• **Data entries**:
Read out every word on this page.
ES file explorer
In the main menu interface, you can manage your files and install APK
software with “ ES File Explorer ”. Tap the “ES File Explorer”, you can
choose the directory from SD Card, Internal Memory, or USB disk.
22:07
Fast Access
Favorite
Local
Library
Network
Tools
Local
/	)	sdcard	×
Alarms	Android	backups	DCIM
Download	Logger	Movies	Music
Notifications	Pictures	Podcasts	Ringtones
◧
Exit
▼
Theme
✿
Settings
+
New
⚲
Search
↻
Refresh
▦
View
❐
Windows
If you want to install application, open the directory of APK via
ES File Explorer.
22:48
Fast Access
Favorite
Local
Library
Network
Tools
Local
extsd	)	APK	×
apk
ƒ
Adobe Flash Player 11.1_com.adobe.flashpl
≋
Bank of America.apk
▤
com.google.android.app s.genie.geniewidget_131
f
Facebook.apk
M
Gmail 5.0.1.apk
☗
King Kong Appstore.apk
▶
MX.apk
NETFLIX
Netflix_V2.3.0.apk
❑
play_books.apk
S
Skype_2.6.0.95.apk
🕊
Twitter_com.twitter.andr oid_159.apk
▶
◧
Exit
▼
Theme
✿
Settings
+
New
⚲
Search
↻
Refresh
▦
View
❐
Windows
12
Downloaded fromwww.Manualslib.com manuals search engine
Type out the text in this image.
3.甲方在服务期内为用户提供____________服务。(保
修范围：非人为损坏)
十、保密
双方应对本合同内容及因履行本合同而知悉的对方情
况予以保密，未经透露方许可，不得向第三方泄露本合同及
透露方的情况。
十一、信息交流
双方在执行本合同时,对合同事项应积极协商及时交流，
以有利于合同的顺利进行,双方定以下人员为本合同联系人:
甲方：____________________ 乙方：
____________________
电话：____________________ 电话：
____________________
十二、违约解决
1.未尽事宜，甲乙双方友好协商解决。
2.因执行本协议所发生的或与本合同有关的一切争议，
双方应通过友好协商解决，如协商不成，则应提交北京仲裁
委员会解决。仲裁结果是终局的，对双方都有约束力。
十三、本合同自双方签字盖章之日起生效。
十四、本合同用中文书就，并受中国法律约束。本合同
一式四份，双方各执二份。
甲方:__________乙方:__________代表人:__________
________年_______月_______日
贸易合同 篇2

• **Exercise aim**:
Where a line holds "install", copy that line.

• **Written response**:
In the main menu interface, you can manage your files and install APK
If you want to install application, open the directory of APK via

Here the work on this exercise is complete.